Dataset items:
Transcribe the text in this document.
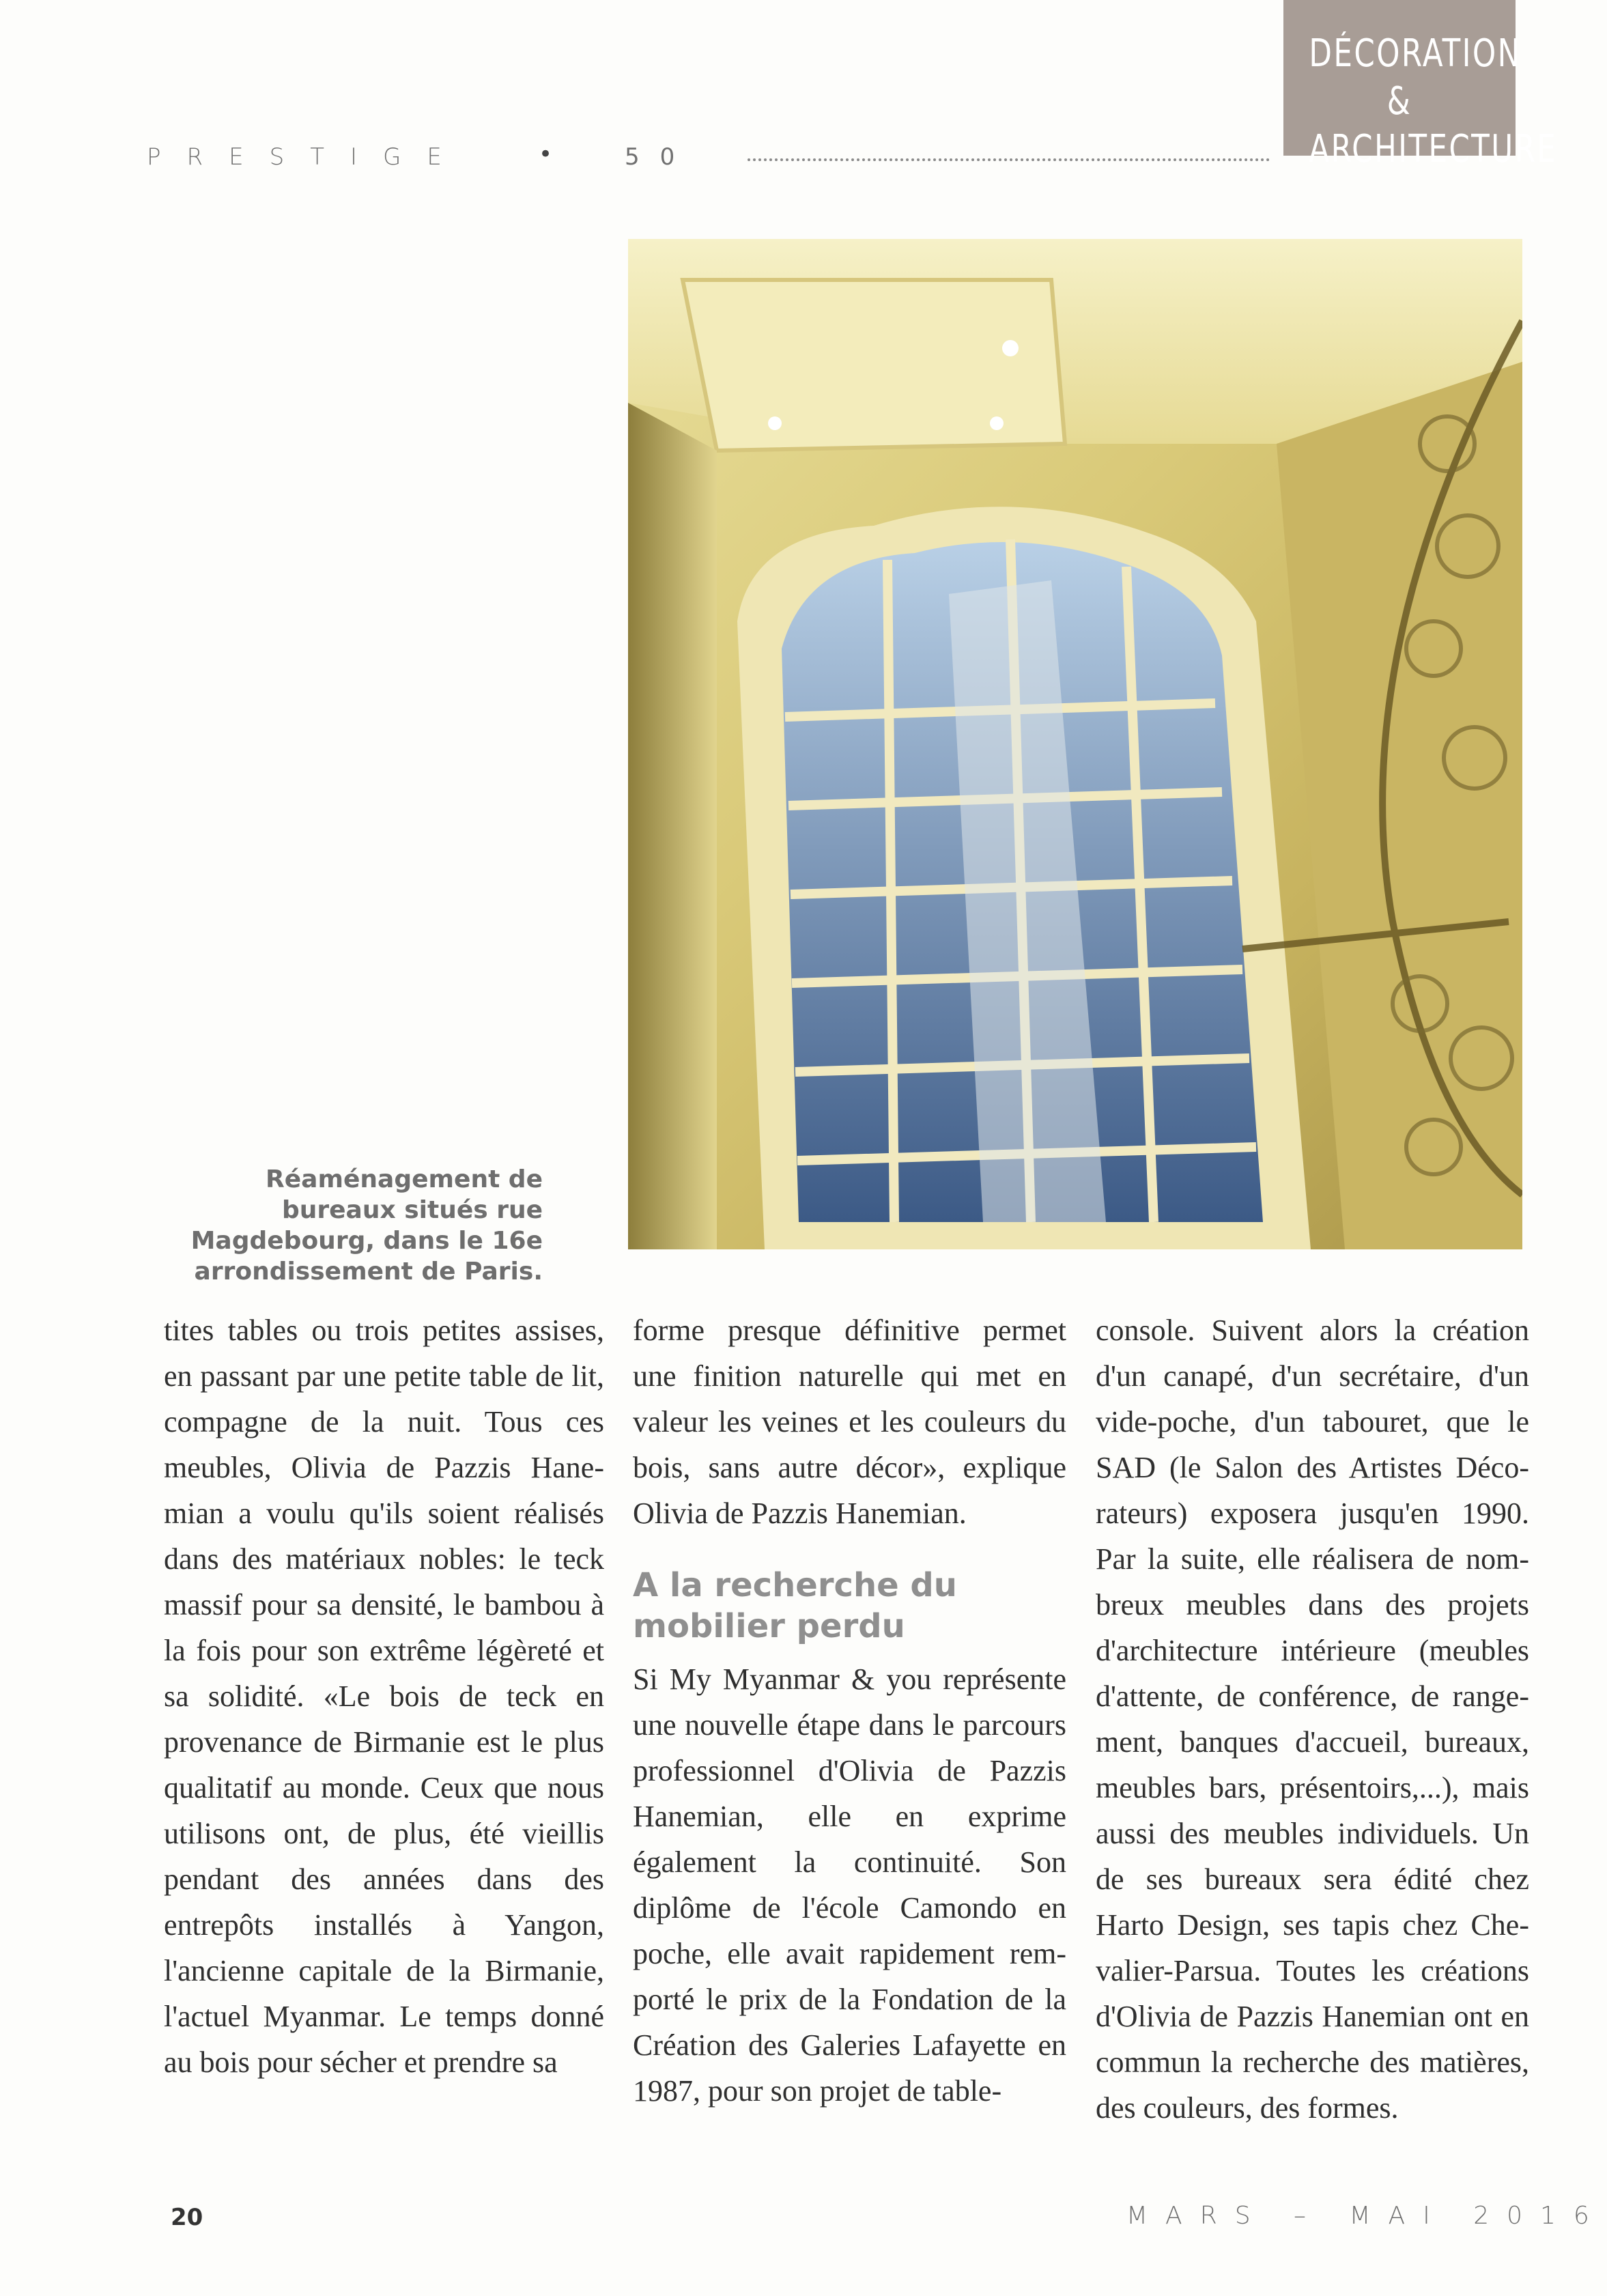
DÉCORATION &
ARCHITECTURE
PRESTIGE	•	50
Réaménagement de bureaux situés rue Magdebourg, dans le 16e arrondissement de Paris.

tites tables ou trois petites assises, en passant par une petite table de lit, compagne de la nuit. Tous ces meubles, Olivia de Pazzis Hanemian a voulu qu'ils soient réalisés dans des matériaux nobles: le teck massif pour sa densité, le bambou à la fois pour son extrême légèreté et sa solidité. «Le bois de teck en provenance de Birmanie est le plus qualitatif au monde. Ceux que nous utilisons ont, de plus, été vieillis pendant des années dans des entrepôts installés à Yangon, l'ancienne capitale de la Birmanie, l'actuel Myanmar. Le temps donné au bois pour sécher et prendre sa

forme presque définitive permet une finition naturelle qui met en valeur les veines et les couleurs du bois, sans autre décor», explique Olivia de Pazzis Hanemian.

A la recherche du mobilier perdu

Si My Myanmar & you représente une nouvelle étape dans le parcours professionnel d'Olivia de Pazzis Hanemian, elle en exprime également la continuité. Son diplôme de l'école Camondo en poche, elle avait rapidement remporté le prix de la Fondation de la Création des Galeries Lafayette en 1987, pour son projet de table-

console. Suivent alors la création d'un canapé, d'un secrétaire, d'un vide-poche, d'un tabouret, que le SAD (le Salon des Artistes Décorateurs) exposera jusqu'en 1990. Par la suite, elle réalisera de nombreux meubles dans des projets d'architecture intérieure (meubles d'attente, de conférence, de rangement, banques d'accueil, bureaux, meubles bars, présentoirs,...), mais aussi des meubles individuels. Un de ses bureaux sera édité chez Harto Design, ses tapis chez Chevalier-Parsua. Toutes les créations d'Olivia de Pazzis Hanemian ont en commun la recherche des matières, des couleurs, des formes.

20	MARS – MAI 2016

Exercise description
Copy the data exactly. Any picture it contains is to be omitted.

Expected output
Transcribe the text in this document.
DÉCORATION &
ARCHITECTURE
PRESTIGE	•	50
Réaménagement de bureaux situés rue Magdebourg, dans le 16e arrondissement de Paris.

tites tables ou trois petites assises, en passant par une petite table de lit, compagne de la nuit. Tous ces meubles, Olivia de Pazzis Hanemian a voulu qu'ils soient réalisés dans des matériaux nobles: le teck massif pour sa densité, le bambou à la fois pour son extrême légèreté et sa solidité. «Le bois de teck en provenance de Birmanie est le plus qualitatif au monde. Ceux que nous utilisons ont, de plus, été vieillis pendant des années dans des entrepôts installés à Yangon, l'ancienne capitale de la Birmanie, l'actuel Myanmar. Le temps donné au bois pour sécher et prendre sa

forme presque définitive permet une finition naturelle qui met en valeur les veines et les couleurs du bois, sans autre décor», explique Olivia de Pazzis Hanemian.

A la recherche du mobilier perdu

Si My Myanmar & you représente une nouvelle étape dans le parcours professionnel d'Olivia de Pazzis Hanemian, elle en exprime également la continuité. Son diplôme de l'école Camondo en poche, elle avait rapidement remporté le prix de la Fondation de la Création des Galeries Lafayette en 1987, pour son projet de table-

console. Suivent alors la création d'un canapé, d'un secrétaire, d'un vide-poche, d'un tabouret, que le SAD (le Salon des Artistes Décorateurs) exposera jusqu'en 1990. Par la suite, elle réalisera de nombreux meubles dans des projets d'architecture intérieure (meubles d'attente, de conférence, de rangement, banques d'accueil, bureaux, meubles bars, présentoirs,...), mais aussi des meubles individuels. Un de ses bureaux sera édité chez Harto Design, ses tapis chez Chevalier-Parsua. Toutes les créations d'Olivia de Pazzis Hanemian ont en commun la recherche des matières, des couleurs, des formes.

20	MARS – MAI 2016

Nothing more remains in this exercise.